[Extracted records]
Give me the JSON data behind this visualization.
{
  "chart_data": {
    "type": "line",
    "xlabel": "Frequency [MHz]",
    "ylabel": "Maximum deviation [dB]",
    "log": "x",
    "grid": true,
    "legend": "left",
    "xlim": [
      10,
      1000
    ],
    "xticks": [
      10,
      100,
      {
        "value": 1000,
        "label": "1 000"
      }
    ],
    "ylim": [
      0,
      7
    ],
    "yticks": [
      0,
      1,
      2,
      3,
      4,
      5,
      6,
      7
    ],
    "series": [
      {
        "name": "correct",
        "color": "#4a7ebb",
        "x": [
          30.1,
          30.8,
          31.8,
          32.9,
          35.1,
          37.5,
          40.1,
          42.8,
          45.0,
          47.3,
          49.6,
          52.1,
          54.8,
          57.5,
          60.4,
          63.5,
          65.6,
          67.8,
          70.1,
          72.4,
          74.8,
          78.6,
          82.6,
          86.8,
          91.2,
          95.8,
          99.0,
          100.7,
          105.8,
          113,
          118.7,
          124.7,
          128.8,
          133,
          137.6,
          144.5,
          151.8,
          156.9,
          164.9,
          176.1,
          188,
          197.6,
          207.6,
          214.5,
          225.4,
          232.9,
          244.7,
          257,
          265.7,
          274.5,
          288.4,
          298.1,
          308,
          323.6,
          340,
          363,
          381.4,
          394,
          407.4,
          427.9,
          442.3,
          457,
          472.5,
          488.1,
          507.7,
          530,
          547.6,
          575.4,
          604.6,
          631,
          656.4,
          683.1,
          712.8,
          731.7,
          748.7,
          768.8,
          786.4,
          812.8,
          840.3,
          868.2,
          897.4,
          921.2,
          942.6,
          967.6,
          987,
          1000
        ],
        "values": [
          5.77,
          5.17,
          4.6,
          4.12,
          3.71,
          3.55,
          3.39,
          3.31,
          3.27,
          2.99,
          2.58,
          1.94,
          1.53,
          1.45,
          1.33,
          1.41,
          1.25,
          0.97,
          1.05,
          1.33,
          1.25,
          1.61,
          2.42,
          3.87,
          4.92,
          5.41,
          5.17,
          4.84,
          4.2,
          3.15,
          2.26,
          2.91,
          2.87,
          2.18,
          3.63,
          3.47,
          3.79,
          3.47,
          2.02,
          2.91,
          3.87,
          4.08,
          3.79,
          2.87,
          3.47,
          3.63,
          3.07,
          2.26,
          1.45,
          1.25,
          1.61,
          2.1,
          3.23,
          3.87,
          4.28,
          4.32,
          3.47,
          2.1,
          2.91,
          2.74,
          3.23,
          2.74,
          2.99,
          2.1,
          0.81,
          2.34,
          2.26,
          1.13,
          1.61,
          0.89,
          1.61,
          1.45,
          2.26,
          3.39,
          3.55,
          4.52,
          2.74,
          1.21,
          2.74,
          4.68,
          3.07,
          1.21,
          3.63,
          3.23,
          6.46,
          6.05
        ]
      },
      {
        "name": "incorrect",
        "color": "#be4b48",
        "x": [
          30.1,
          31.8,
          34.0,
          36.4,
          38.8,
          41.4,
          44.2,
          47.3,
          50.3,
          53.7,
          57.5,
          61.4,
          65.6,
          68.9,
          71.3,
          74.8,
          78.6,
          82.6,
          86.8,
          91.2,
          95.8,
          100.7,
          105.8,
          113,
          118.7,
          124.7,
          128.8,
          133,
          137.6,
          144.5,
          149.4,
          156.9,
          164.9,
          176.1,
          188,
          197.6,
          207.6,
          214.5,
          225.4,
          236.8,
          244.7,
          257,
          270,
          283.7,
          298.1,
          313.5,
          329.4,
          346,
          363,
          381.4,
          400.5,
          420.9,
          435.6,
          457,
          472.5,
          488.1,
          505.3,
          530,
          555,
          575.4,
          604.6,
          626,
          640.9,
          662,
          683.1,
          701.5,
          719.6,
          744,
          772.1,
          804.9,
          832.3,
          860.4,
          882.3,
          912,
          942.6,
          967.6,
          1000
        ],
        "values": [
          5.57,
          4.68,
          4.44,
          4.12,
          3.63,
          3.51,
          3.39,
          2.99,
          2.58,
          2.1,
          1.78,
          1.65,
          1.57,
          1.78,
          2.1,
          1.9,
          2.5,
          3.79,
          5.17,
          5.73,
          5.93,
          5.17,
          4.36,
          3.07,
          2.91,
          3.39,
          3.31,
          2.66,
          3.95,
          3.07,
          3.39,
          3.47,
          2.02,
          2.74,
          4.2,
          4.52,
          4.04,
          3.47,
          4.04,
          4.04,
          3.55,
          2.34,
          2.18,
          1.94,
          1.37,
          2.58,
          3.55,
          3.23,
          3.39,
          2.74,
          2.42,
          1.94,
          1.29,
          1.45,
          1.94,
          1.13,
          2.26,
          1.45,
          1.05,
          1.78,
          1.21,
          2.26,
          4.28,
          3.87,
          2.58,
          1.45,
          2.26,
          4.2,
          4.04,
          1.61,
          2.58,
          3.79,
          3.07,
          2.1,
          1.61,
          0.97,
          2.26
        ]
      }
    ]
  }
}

■ What this task involves
Output the entries verbatim.

■ Written answer
Give me the JSON data behind this visualization.
{
  "chart_data": {
    "type": "line",
    "xlabel": "Frequency [MHz]",
    "ylabel": "Maximum deviation [dB]",
    "log": "x",
    "grid": true,
    "legend": "left",
    "xlim": [
      10,
      1000
    ],
    "xticks": [
      10,
      100,
      {
        "value": 1000,
        "label": "1 000"
      }
    ],
    "ylim": [
      0,
      7
    ],
    "yticks": [
      0,
      1,
      2,
      3,
      4,
      5,
      6,
      7
    ],
    "series": [
      {
        "name": "correct",
        "color": "#4a7ebb",
        "x": [
          30.1,
          30.8,
          31.8,
          32.9,
          35.1,
          37.5,
          40.1,
          42.8,
          45.0,
          47.3,
          49.6,
          52.1,
          54.8,
          57.5,
          60.4,
          63.5,
          65.6,
          67.8,
          70.1,
          72.4,
          74.8,
          78.6,
          82.6,
          86.8,
          91.2,
          95.8,
          99.0,
          100.7,
          105.8,
          113,
          118.7,
          124.7,
          128.8,
          133,
          137.6,
          144.5,
          151.8,
          156.9,
          164.9,
          176.1,
          188,
          197.6,
          207.6,
          214.5,
          225.4,
          232.9,
          244.7,
          257,
          265.7,
          274.5,
          288.4,
          298.1,
          308,
          323.6,
          340,
          363,
          381.4,
          394,
          407.4,
          427.9,
          442.3,
          457,
          472.5,
          488.1,
          507.7,
          530,
          547.6,
          575.4,
          604.6,
          631,
          656.4,
          683.1,
          712.8,
          731.7,
          748.7,
          768.8,
          786.4,
          812.8,
          840.3,
          868.2,
          897.4,
          921.2,
          942.6,
          967.6,
          987,
          1000
        ],
        "values": [
          5.77,
          5.17,
          4.6,
          4.12,
          3.71,
          3.55,
          3.39,
          3.31,
          3.27,
          2.99,
          2.58,
          1.94,
          1.53,
          1.45,
          1.33,
          1.41,
          1.25,
          0.97,
          1.05,
          1.33,
          1.25,
          1.61,
          2.42,
          3.87,
          4.92,
          5.41,
          5.17,
          4.84,
          4.2,
          3.15,
          2.26,
          2.91,
          2.87,
          2.18,
          3.63,
          3.47,
          3.79,
          3.47,
          2.02,
          2.91,
          3.87,
          4.08,
          3.79,
          2.87,
          3.47,
          3.63,
          3.07,
          2.26,
          1.45,
          1.25,
          1.61,
          2.1,
          3.23,
          3.87,
          4.28,
          4.32,
          3.47,
          2.1,
          2.91,
          2.74,
          3.23,
          2.74,
          2.99,
          2.1,
          0.81,
          2.34,
          2.26,
          1.13,
          1.61,
          0.89,
          1.61,
          1.45,
          2.26,
          3.39,
          3.55,
          4.52,
          2.74,
          1.21,
          2.74,
          4.68,
          3.07,
          1.21,
          3.63,
          3.23,
          6.46,
          6.05
        ]
      },
      {
        "name": "incorrect",
        "color": "#be4b48",
        "x": [
          30.1,
          31.8,
          34.0,
          36.4,
          38.8,
          41.4,
          44.2,
          47.3,
          50.3,
          53.7,
          57.5,
          61.4,
          65.6,
          68.9,
          71.3,
          74.8,
          78.6,
          82.6,
          86.8,
          91.2,
          95.8,
          100.7,
          105.8,
          113,
          118.7,
          124.7,
          128.8,
          133,
          137.6,
          144.5,
          149.4,
          156.9,
          164.9,
          176.1,
          188,
          197.6,
          207.6,
          214.5,
          225.4,
          236.8,
          244.7,
          257,
          270,
          283.7,
          298.1,
          313.5,
          329.4,
          346,
          363,
          381.4,
          400.5,
          420.9,
          435.6,
          457,
          472.5,
          488.1,
          505.3,
          530,
          555,
          575.4,
          604.6,
          626,
          640.9,
          662,
          683.1,
          701.5,
          719.6,
          744,
          772.1,
          804.9,
          832.3,
          860.4,
          882.3,
          912,
          942.6,
          967.6,
          1000
        ],
        "values": [
          5.57,
          4.68,
          4.44,
          4.12,
          3.63,
          3.51,
          3.39,
          2.99,
          2.58,
          2.1,
          1.78,
          1.65,
          1.57,
          1.78,
          2.1,
          1.9,
          2.5,
          3.79,
          5.17,
          5.73,
          5.93,
          5.17,
          4.36,
          3.07,
          2.91,
          3.39,
          3.31,
          2.66,
          3.95,
          3.07,
          3.39,
          3.47,
          2.02,
          2.74,
          4.2,
          4.52,
          4.04,
          3.47,
          4.04,
          4.04,
          3.55,
          2.34,
          2.18,
          1.94,
          1.37,
          2.58,
          3.55,
          3.23,
          3.39,
          2.74,
          2.42,
          1.94,
          1.29,
          1.45,
          1.94,
          1.13,
          2.26,
          1.45,
          1.05,
          1.78,
          1.21,
          2.26,
          4.28,
          3.87,
          2.58,
          1.45,
          2.26,
          4.2,
          4.04,
          1.61,
          2.58,
          3.79,
          3.07,
          2.1,
          1.61,
          0.97,
          2.26
        ]
      }
    ]
  }
}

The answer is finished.